[Start of section]

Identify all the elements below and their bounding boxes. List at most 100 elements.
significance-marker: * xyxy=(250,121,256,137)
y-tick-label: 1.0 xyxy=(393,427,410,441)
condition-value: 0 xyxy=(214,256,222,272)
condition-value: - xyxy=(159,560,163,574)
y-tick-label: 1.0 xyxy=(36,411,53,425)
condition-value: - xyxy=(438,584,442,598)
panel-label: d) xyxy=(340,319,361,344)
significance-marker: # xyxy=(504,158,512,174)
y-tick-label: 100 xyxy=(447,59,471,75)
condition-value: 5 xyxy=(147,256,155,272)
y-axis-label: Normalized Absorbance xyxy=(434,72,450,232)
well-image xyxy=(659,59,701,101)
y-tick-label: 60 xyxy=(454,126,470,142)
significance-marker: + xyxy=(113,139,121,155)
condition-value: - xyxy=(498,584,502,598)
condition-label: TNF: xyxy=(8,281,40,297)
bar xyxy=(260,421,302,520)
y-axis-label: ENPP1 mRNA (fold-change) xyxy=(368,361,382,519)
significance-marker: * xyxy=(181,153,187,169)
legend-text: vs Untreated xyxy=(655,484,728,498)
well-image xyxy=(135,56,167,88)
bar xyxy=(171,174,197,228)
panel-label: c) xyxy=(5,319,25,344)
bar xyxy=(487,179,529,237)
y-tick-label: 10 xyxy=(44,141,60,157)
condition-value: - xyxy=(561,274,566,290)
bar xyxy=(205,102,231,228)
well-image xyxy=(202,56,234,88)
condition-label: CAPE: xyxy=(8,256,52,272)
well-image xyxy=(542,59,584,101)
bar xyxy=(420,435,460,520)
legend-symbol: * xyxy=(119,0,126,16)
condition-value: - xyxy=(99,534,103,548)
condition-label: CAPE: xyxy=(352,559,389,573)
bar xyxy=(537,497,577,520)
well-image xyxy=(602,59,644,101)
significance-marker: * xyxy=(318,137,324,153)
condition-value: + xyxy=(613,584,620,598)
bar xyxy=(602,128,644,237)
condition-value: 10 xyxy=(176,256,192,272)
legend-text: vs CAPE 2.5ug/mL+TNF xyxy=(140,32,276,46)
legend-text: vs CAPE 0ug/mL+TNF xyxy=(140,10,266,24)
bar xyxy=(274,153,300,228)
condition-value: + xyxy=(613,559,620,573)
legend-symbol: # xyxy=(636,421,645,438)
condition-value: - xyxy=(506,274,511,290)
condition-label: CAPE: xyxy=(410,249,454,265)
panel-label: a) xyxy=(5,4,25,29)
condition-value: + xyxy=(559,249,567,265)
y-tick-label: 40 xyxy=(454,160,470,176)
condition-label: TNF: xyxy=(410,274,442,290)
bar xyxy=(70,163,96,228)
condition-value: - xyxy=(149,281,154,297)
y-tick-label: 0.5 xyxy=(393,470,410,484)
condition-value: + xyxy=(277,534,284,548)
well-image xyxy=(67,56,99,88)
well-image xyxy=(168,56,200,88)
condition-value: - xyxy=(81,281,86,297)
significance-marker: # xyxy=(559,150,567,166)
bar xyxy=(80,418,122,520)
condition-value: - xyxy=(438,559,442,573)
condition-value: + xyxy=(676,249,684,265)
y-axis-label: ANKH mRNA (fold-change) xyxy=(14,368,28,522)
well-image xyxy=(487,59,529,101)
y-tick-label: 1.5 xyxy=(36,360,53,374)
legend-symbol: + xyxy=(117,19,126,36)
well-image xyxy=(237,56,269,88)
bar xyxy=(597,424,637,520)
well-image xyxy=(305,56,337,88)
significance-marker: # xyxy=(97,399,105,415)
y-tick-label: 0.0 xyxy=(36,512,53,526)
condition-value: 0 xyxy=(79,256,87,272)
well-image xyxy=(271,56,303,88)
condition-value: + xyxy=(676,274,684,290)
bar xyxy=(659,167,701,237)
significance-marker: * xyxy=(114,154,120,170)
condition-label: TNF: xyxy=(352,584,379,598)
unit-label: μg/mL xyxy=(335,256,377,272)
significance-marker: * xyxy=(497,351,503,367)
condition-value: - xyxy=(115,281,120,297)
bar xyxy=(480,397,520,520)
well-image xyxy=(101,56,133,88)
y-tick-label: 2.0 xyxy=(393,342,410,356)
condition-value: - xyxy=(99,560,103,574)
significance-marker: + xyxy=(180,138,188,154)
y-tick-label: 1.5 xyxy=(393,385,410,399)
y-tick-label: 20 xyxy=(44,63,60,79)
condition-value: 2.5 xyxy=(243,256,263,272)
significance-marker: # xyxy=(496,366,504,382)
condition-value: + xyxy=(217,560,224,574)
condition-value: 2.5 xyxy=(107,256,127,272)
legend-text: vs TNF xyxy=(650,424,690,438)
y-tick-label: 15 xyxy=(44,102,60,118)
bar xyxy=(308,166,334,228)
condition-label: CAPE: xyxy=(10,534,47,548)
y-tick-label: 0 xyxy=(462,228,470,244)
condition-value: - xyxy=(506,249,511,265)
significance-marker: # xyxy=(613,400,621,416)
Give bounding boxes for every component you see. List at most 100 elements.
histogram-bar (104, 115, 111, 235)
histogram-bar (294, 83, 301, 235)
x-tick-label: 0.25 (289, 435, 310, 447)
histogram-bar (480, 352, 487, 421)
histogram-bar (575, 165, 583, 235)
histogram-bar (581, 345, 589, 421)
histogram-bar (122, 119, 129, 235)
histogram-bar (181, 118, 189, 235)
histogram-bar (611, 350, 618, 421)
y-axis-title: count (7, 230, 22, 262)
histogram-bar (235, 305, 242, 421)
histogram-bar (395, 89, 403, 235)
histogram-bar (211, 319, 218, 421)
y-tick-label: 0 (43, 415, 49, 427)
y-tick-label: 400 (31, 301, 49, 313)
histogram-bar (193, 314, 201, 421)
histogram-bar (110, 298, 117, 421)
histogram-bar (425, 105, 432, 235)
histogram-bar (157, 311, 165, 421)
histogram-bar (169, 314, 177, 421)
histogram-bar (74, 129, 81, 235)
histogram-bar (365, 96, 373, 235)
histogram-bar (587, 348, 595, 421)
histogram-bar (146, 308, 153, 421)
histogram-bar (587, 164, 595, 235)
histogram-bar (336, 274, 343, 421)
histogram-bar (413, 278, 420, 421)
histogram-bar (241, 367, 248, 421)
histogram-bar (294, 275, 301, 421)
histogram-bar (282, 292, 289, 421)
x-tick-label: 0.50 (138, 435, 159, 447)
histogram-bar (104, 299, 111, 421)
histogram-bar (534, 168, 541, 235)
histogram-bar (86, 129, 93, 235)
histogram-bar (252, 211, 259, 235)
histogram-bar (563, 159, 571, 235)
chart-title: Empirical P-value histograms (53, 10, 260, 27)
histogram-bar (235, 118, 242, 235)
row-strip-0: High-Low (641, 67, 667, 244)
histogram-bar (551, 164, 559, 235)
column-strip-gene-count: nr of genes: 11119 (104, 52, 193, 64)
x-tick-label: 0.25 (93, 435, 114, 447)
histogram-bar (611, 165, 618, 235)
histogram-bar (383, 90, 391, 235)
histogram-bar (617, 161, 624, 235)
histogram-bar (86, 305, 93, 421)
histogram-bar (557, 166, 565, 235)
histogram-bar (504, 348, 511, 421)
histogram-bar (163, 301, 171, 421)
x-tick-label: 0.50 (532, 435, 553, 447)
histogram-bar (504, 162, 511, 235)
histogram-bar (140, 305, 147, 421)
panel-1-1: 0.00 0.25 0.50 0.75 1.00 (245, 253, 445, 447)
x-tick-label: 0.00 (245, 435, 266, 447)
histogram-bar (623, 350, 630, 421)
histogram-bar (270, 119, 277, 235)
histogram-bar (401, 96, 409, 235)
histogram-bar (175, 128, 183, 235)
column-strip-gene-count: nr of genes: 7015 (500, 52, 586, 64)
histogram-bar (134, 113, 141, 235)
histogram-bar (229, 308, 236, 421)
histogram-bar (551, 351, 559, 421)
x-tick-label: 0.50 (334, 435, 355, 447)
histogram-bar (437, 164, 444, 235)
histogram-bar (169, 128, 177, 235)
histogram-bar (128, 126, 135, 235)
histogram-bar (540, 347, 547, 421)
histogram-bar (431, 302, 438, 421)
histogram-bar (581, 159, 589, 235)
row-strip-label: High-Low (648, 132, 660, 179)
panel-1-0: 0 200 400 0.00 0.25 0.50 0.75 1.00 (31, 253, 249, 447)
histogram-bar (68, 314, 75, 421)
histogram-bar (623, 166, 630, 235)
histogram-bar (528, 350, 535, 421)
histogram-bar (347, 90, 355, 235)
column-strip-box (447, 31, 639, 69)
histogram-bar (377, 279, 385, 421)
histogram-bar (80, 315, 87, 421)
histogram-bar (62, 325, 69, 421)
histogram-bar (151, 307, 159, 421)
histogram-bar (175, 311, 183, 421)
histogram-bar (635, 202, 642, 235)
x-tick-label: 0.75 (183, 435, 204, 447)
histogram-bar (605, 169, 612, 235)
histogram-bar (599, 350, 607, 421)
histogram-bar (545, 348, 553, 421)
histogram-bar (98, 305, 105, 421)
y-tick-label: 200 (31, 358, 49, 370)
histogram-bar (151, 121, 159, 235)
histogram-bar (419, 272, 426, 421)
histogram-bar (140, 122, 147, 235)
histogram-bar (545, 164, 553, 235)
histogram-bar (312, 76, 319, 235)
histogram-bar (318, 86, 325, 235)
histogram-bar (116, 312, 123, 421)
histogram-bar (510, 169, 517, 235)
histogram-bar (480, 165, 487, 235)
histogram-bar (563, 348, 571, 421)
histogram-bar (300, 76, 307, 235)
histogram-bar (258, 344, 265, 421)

[End of section]

Track down every line in the entries that includes the string "gene", and copy it.

column-strip-gene-count: nr of genes: 11119 (104, 52, 193, 64)
column-strip-gene-count: nr of genes: 7015 (500, 52, 586, 64)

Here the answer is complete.